_RECORD EXCERPTS_.

====================

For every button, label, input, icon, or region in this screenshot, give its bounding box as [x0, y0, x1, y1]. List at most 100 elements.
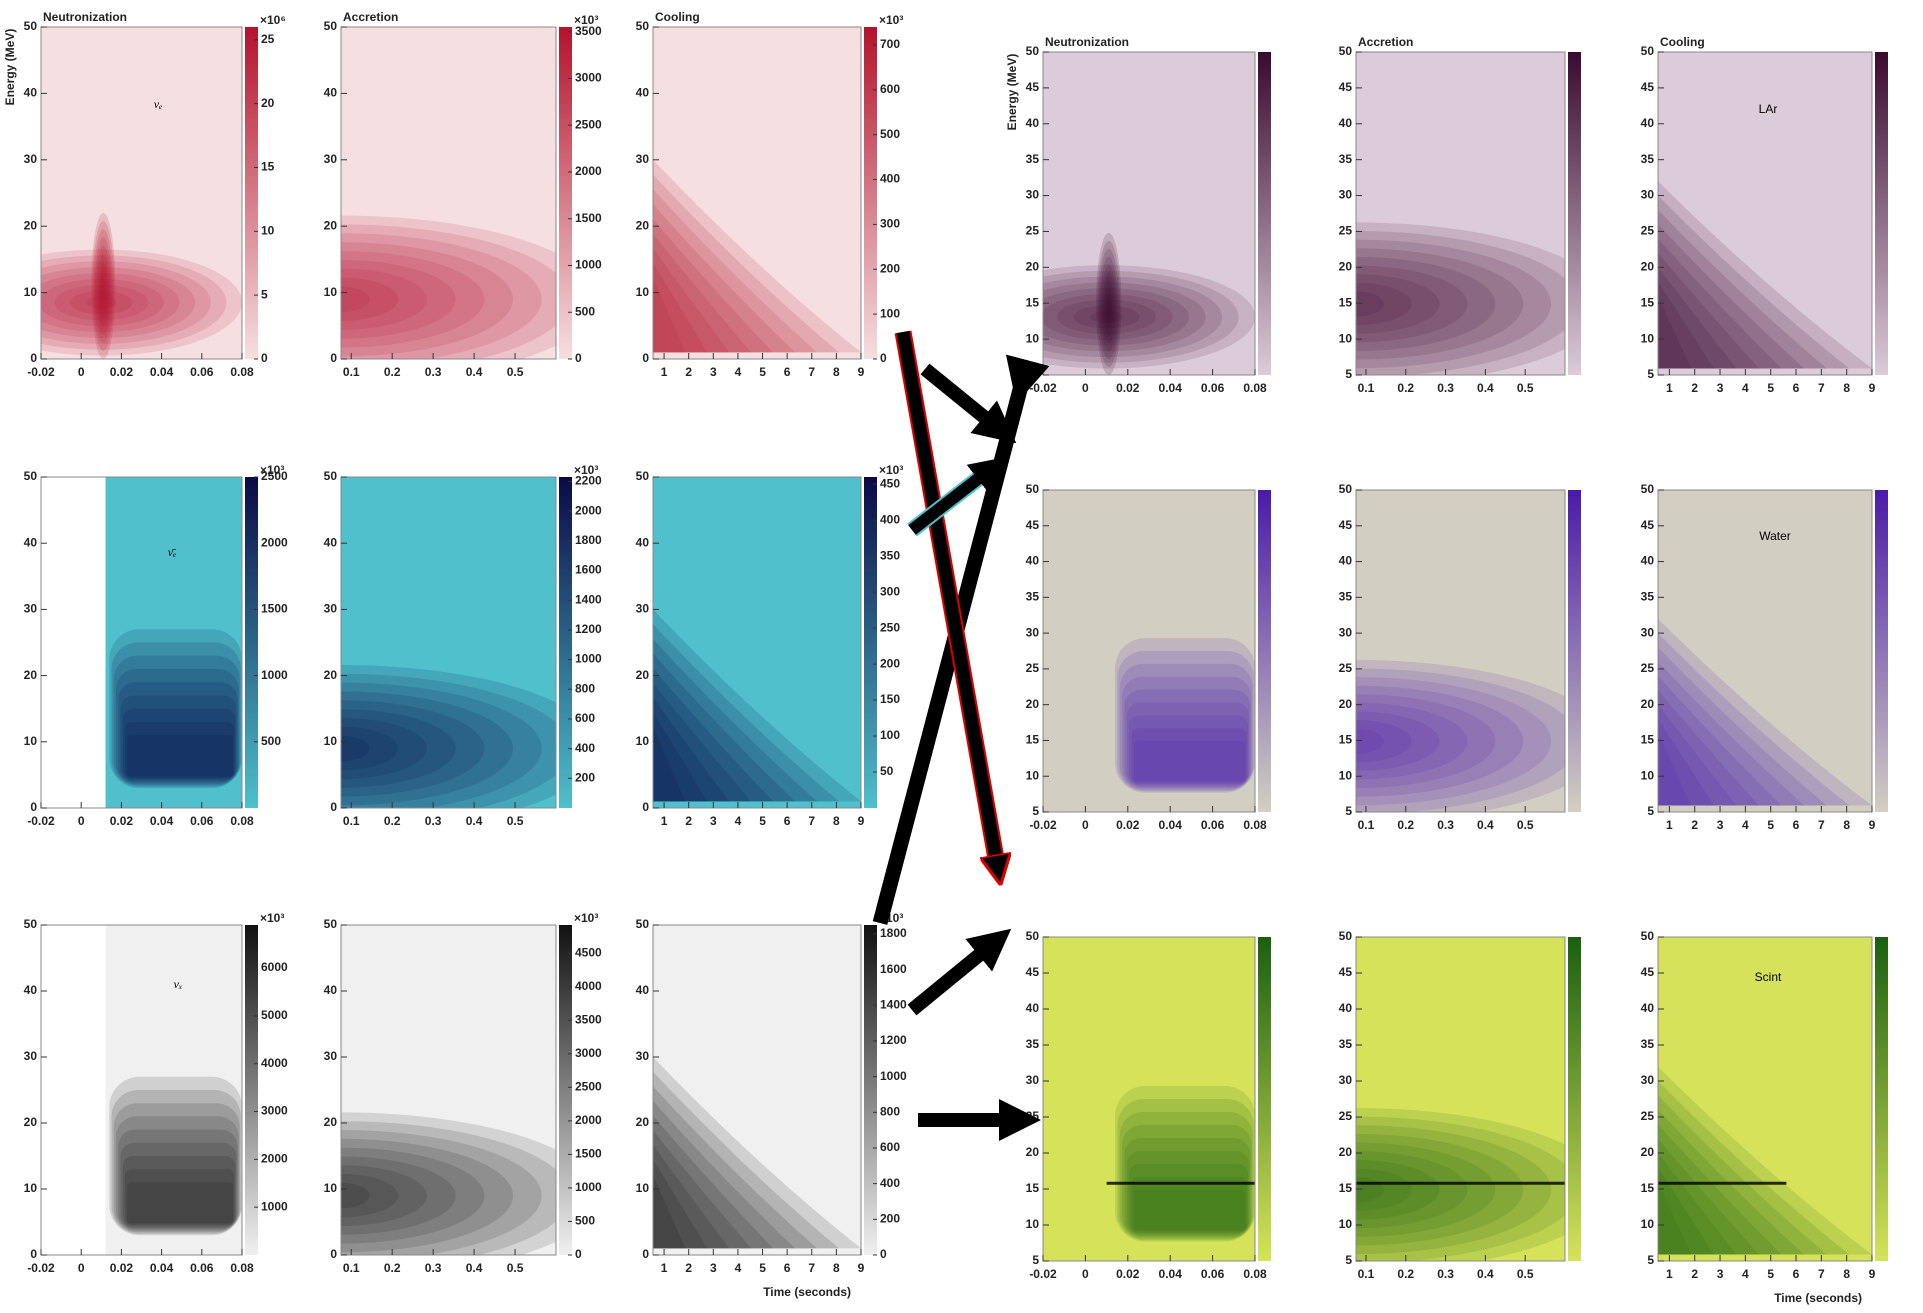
- y-tick-label: 25: [1339, 661, 1353, 675]
- y-tick-label: 45: [1339, 80, 1353, 94]
- annotation: Scint: [1755, 970, 1782, 984]
- x-tick-label: 0.04: [1159, 381, 1183, 395]
- x-tick-label: 0.04: [150, 814, 174, 828]
- colorbar-tick-label: 10: [261, 223, 275, 237]
- contours: [1107, 1086, 1255, 1242]
- x-tick-label: 0.4: [1477, 818, 1494, 832]
- x-tick-label: 9: [1869, 818, 1876, 832]
- y-tick-label: 30: [24, 602, 38, 616]
- colorbar-tick-label: 2000: [575, 1113, 602, 1127]
- x-tick-label: -0.02: [27, 1261, 55, 1275]
- y-tick-label: 30: [636, 602, 650, 616]
- y-tick-label: 10: [636, 285, 650, 299]
- x-tick-label: 0.08: [230, 1261, 254, 1275]
- colorbar-tick-label: 500: [880, 127, 900, 141]
- panel-title: Accretion: [1358, 35, 1413, 49]
- y-tick-label: 25: [1026, 661, 1040, 675]
- y-tick-label: 10: [1026, 1217, 1040, 1231]
- x-axis-label: Time (seconds): [763, 1285, 851, 1299]
- colorbar-tick-label: 5000: [261, 1008, 288, 1022]
- y-tick-label: 50: [1641, 929, 1655, 943]
- x-tick-label: 0.1: [1358, 1267, 1375, 1281]
- y-tick-label: 50: [636, 19, 650, 33]
- colorbar: [1875, 490, 1888, 812]
- x-tick-label: 0.04: [150, 365, 174, 379]
- panel-title: Cooling: [655, 10, 700, 24]
- colorbar-tick-label: 5: [261, 287, 268, 301]
- colorbar-tick-label: 200: [880, 1211, 900, 1225]
- x-tick-label: 9: [858, 1261, 865, 1275]
- colorbar: [245, 925, 258, 1255]
- colorbar-tick-label: 1000: [575, 258, 602, 272]
- x-tick-label: 0.08: [1243, 1267, 1267, 1281]
- x-tick-label: 0.1: [343, 365, 360, 379]
- x-tick-label: 0: [1082, 1267, 1089, 1281]
- y-tick-label: 25: [1641, 1109, 1655, 1123]
- x-tick-label: -0.02: [1029, 818, 1057, 832]
- y-tick-label: 5: [1345, 804, 1352, 818]
- colorbar-tick-label: 100: [880, 728, 900, 742]
- colorbar-tick-label: 1000: [261, 1199, 288, 1213]
- y-tick-label: 50: [24, 469, 38, 483]
- y-tick-label: 50: [324, 469, 338, 483]
- y-tick-label: 45: [1026, 518, 1040, 532]
- colorbar-tick-label: 500: [261, 734, 281, 748]
- y-tick-label: 30: [324, 152, 338, 166]
- y-tick-label: 25: [1339, 1109, 1353, 1123]
- x-tick-label: 2: [1691, 381, 1698, 395]
- x-tick-label: 8: [1843, 818, 1850, 832]
- y-axis-label: Energy (MeV): [1005, 54, 1019, 131]
- colorbar: [559, 27, 572, 359]
- x-tick-label: 0.3: [1437, 381, 1454, 395]
- colorbar-tick-label: 1600: [575, 563, 602, 577]
- y-tick-label: 20: [636, 668, 650, 682]
- y-tick-label: 15: [1339, 295, 1353, 309]
- y-tick-label: 20: [324, 218, 338, 232]
- y-tick-label: 50: [1026, 44, 1040, 58]
- y-tick-label: 40: [1026, 116, 1040, 130]
- y-tick-label: 15: [1641, 1181, 1655, 1195]
- colorbar-tick-label: 1500: [575, 1147, 602, 1161]
- annotation: Water: [1759, 529, 1791, 543]
- y-tick-label: 20: [24, 218, 38, 232]
- y-tick-label: 0: [642, 351, 649, 365]
- x-tick-label: 7: [808, 1261, 815, 1275]
- y-tick-label: 20: [1026, 260, 1040, 274]
- contour: [127, 1182, 233, 1223]
- x-tick-label: 0.02: [110, 1261, 134, 1275]
- colorbar-tick-label: 0: [575, 1247, 582, 1261]
- y-tick-label: 0: [642, 800, 649, 814]
- colorbar-tick-label: 15: [261, 160, 275, 174]
- y-tick-label: 50: [1641, 482, 1655, 496]
- y-tick-label: 10: [1339, 768, 1353, 782]
- y-tick-label: 0: [30, 351, 37, 365]
- x-tick-label: 0.04: [1159, 1267, 1183, 1281]
- colorbar-tick-label: 450: [880, 476, 900, 490]
- colorbar-tick-label: 2000: [575, 164, 602, 178]
- colorbar-tick-label: 2000: [261, 1152, 288, 1166]
- colorbar-tick-label: 1000: [261, 668, 288, 682]
- x-tick-label: 0.5: [1517, 818, 1534, 832]
- y-tick-label: 0: [30, 1247, 37, 1261]
- colorbar-tick-label: 2500: [261, 469, 288, 483]
- colorbar: [559, 925, 572, 1255]
- colorbar-tick-label: 20: [261, 96, 275, 110]
- y-tick-label: 5: [1345, 367, 1352, 381]
- y-tick-label: 30: [1026, 1073, 1040, 1087]
- x-tick-label: 8: [833, 1261, 840, 1275]
- x-tick-label: 9: [1869, 381, 1876, 395]
- colorbar-tick-label: 400: [575, 741, 595, 755]
- x-tick-label: 0.5: [507, 365, 524, 379]
- empty-region: [41, 925, 105, 1255]
- y-tick-label: 30: [1026, 625, 1040, 639]
- x-tick-label: 0.1: [1358, 381, 1375, 395]
- x-tick-label: 0.06: [190, 1261, 214, 1275]
- x-tick-label: 0.2: [1397, 818, 1414, 832]
- annotation: LAr: [1759, 102, 1778, 116]
- y-tick-label: 50: [1339, 929, 1353, 943]
- y-tick-label: 50: [324, 19, 338, 33]
- colorbar-tick-label: 500: [575, 1214, 595, 1228]
- y-tick-label: 10: [1026, 331, 1040, 345]
- x-tick-label: 0.08: [1243, 381, 1267, 395]
- y-tick-label: 35: [1641, 152, 1655, 166]
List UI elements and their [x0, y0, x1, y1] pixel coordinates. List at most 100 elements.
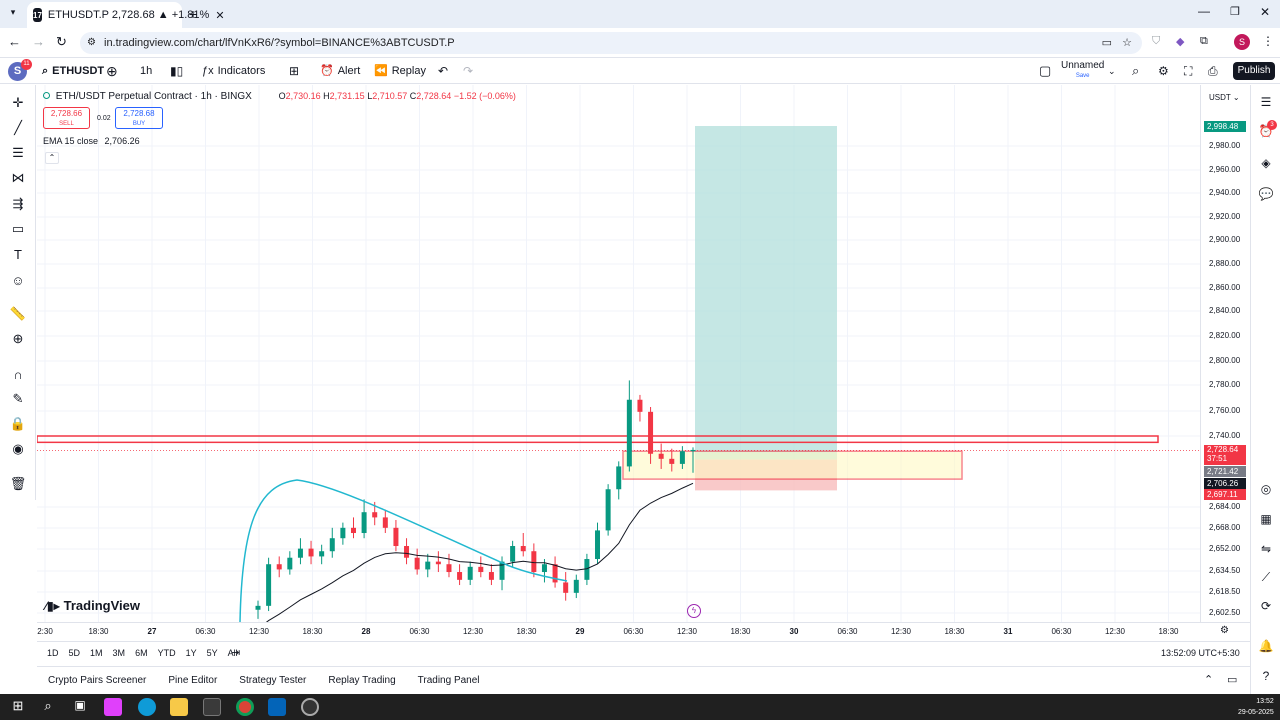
bottom-tab[interactable]: Pine Editor: [168, 675, 218, 686]
forecasting-tool-icon[interactable]: ⇶: [12, 196, 24, 211]
range-button-ytd[interactable]: YTD: [157, 648, 176, 658]
bottom-tab[interactable]: Trading Panel: [417, 675, 480, 686]
range-button-6m[interactable]: 6M: [135, 648, 148, 658]
profile-avatar[interactable]: S: [1234, 34, 1250, 50]
reload-icon[interactable]: ↻: [56, 34, 67, 49]
time-axis[interactable]: 2:30 18:30 27 06:30 12:30 18:30 28 06:30 12:30 18…: [37, 622, 1250, 640]
axis-settings-gear-icon[interactable]: ⚙: [1220, 625, 1229, 636]
undo-icon[interactable]: ↶: [438, 64, 449, 78]
price-axis[interactable]: USDT ⌄ 2,980.00 2,960.00 2,940.00 2,920.00 2…: [1200, 85, 1250, 622]
remove-drawings-trash-icon[interactable]: 🗑: [9, 476, 27, 491]
range-button-3m[interactable]: 3M: [112, 648, 126, 658]
install-app-icon[interactable]: ▭: [1101, 37, 1112, 49]
fib-retracement-icon[interactable]: ☰: [12, 145, 24, 160]
candles-chart-type-icon[interactable]: ▮▯: [170, 64, 184, 78]
price-chart[interactable]: [37, 85, 1200, 622]
collapse-legend-chevron-icon[interactable]: ⌃: [45, 152, 59, 164]
ema-legend[interactable]: EMA 15 close 2,706.26: [43, 136, 140, 146]
currency-selector[interactable]: USDT ⌄: [1209, 93, 1240, 102]
notifications-bell-icon[interactable]: 🔔: [1258, 639, 1274, 653]
file-explorer-icon[interactable]: [170, 698, 188, 716]
restore-icon[interactable]: ❐: [1230, 6, 1240, 18]
crosshair-icon[interactable]: ✛: [12, 95, 24, 110]
search-icon[interactable]: ⌕: [44, 698, 52, 713]
minimize-icon[interactable]: —: [1198, 4, 1210, 18]
url-input[interactable]: ⚙ in.tradingview.com/chart/lfVnKxR6/?sym…: [80, 32, 1142, 54]
task-view-icon[interactable]: ▣: [74, 698, 86, 712]
calendar-icon[interactable]: ▦: [1260, 512, 1272, 526]
range-button-5y[interactable]: 5Y: [206, 648, 218, 658]
pinned-app-icon[interactable]: [301, 698, 319, 716]
maximize-panel-icon[interactable]: ▭: [1227, 674, 1238, 686]
chart-pane[interactable]: ETH/USDT Perpetual Contract · 1h · BINGX…: [37, 85, 1200, 622]
tab-close-icon[interactable]: ✕: [215, 9, 225, 22]
redo-icon[interactable]: ↷: [463, 64, 474, 78]
layouts-grid-icon[interactable]: ⊞: [289, 64, 300, 78]
windows-start-icon[interactable]: ⊞: [12, 698, 24, 713]
fullscreen-icon[interactable]: ⛶: [1184, 64, 1193, 78]
pattern-tool-icon[interactable]: ⋈: [11, 170, 25, 185]
bookmark-star-icon[interactable]: ☆: [1122, 37, 1132, 49]
lightning-icon[interactable]: ϟ: [687, 604, 701, 618]
buy-button[interactable]: 2,728.68 BUY: [115, 107, 163, 129]
range-button-1y[interactable]: 1Y: [185, 648, 197, 658]
forward-icon[interactable]: →: [32, 34, 45, 49]
publish-button[interactable]: Publish: [1233, 62, 1275, 80]
camera-snapshot-icon[interactable]: ⎙: [1208, 64, 1218, 78]
interval-button[interactable]: 1h: [140, 62, 152, 80]
store-icon[interactable]: [203, 698, 221, 716]
replay-button[interactable]: ⏪ Replay: [374, 62, 426, 80]
range-button-1m[interactable]: 1M: [90, 648, 103, 658]
icons-emoji-icon[interactable]: ☺: [11, 272, 25, 288]
alert-button[interactable]: ⏰ Alert: [320, 62, 360, 80]
extensions-puzzle-icon[interactable]: ⧉: [1200, 35, 1208, 47]
watchlist-icon[interactable]: ☰: [1260, 95, 1272, 109]
bottom-tab[interactable]: Strategy Tester: [239, 675, 307, 686]
target-icon[interactable]: ◎: [1260, 482, 1272, 496]
broadcast-icon[interactable]: ⟳: [1260, 599, 1272, 613]
tab-list-icon[interactable]: ▾: [10, 7, 16, 17]
shield-extension-icon[interactable]: ⛉: [1152, 35, 1161, 47]
back-icon[interactable]: ←: [8, 34, 21, 49]
extension-icon[interactable]: ◆: [1176, 36, 1185, 48]
hide-drawings-eye-icon[interactable]: ◉: [12, 441, 24, 456]
collapse-panel-chevron-icon[interactable]: ⌃: [1204, 674, 1214, 686]
instrument-title[interactable]: ETH/USDT Perpetual Contract · 1h · BINGX: [55, 91, 252, 102]
bottom-tab[interactable]: Crypto Pairs Screener: [48, 675, 147, 686]
geometric-shapes-icon[interactable]: ▭: [11, 221, 25, 236]
browser-tab[interactable]: 17 ETHUSDT.P 2,728.68 ▲ +1.81% ✕: [27, 2, 225, 28]
symbol-search-button[interactable]: ⌕ ETHUSDT: [42, 62, 104, 80]
magnet-icon[interactable]: ∩: [13, 366, 23, 382]
sell-button[interactable]: 2,728.66 SELL: [43, 107, 90, 129]
settings-gear-icon[interactable]: ⚙: [1158, 64, 1169, 78]
browser-menu-icon[interactable]: ⋮: [1262, 34, 1274, 48]
layout-square-icon[interactable]: ▢: [1039, 63, 1052, 78]
clock-timezone[interactable]: 13:52:09 UTC+5:30: [1161, 648, 1240, 658]
site-info-icon[interactable]: ⚙: [87, 37, 96, 48]
chrome-icon[interactable]: [236, 698, 254, 716]
range-button-all[interactable]: All: [227, 648, 238, 658]
compare-symbol-icon[interactable]: ⊕: [106, 63, 118, 79]
ideas-icon[interactable]: ⇋: [1260, 542, 1272, 556]
object-tree-layers-icon[interactable]: ◈: [1261, 156, 1271, 170]
quick-search-icon[interactable]: ⌕: [1132, 63, 1140, 78]
outlook-icon[interactable]: [268, 698, 286, 716]
window-close-icon[interactable]: ✕: [1260, 5, 1271, 19]
measure-ruler-icon[interactable]: 📏: [9, 306, 27, 321]
text-tool-icon[interactable]: T: [14, 246, 22, 262]
go-to-date-icon[interactable]: ⇥: [231, 647, 241, 659]
bottom-tab[interactable]: Replay Trading: [328, 675, 396, 686]
layout-chevron-down-icon[interactable]: ⌄: [1108, 66, 1116, 76]
range-button-1d[interactable]: 1D: [47, 648, 59, 658]
widgets-icon[interactable]: [104, 698, 122, 716]
chart-stream-icon[interactable]: ⟋: [1261, 569, 1271, 584]
stay-drawing-mode-icon[interactable]: ✎: [12, 391, 24, 406]
edge-icon[interactable]: [138, 698, 156, 716]
indicators-button[interactable]: ƒx Indicators: [202, 62, 265, 80]
zoom-in-icon[interactable]: ⊕: [12, 331, 24, 346]
new-tab-icon[interactable]: +: [189, 6, 198, 22]
help-icon[interactable]: ?: [1262, 669, 1270, 683]
range-button-5d[interactable]: 5D: [68, 648, 81, 658]
chat-icon[interactable]: 💬: [1258, 187, 1274, 201]
taskbar-clock[interactable]: 13:52 29-05-2025: [1238, 696, 1274, 718]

====================

_WHAT IS EXPECTED_.
Rewrite the lines of the material from the one containing "bottom-tab[interactable]: Pine Editor: [168, 675, 218, 686]" up to and including the one containing "candles-chart-type-icon[interactable]: ▮▯: [170, 64, 184, 78]", with "reload-icon" changed to "refresh-icon" and nothing else altered. Return only those lines.

_ANSWER BELOW_.
bottom-tab[interactable]: Pine Editor: [168, 675, 218, 686]
forecasting-tool-icon[interactable]: ⇶: [12, 196, 24, 211]
range-button-ytd[interactable]: YTD: [157, 648, 176, 658]
bottom-tab[interactable]: Trading Panel: [417, 675, 480, 686]
range-button-6m[interactable]: 6M: [135, 648, 148, 658]
profile-avatar[interactable]: S: [1234, 34, 1250, 50]
refresh-icon[interactable]: ↻: [56, 34, 67, 49]
time-axis[interactable]: 2:30 18:30 27 06:30 12:30 18:30 28 06:30 12:30 18…: [37, 622, 1250, 640]
axis-settings-gear-icon[interactable]: ⚙: [1220, 625, 1229, 636]
undo-icon[interactable]: ↶: [438, 64, 449, 78]
price-axis[interactable]: USDT ⌄ 2,980.00 2,960.00 2,940.00 2,920.00 2…: [1200, 85, 1250, 622]
remove-drawings-trash-icon[interactable]: 🗑: [9, 476, 27, 491]
range-button-3m[interactable]: 3M: [112, 648, 126, 658]
install-app-icon[interactable]: ▭: [1101, 37, 1112, 49]
fib-retracement-icon[interactable]: ☰: [12, 145, 24, 160]
candles-chart-type-icon[interactable]: ▮▯: [170, 64, 184, 78]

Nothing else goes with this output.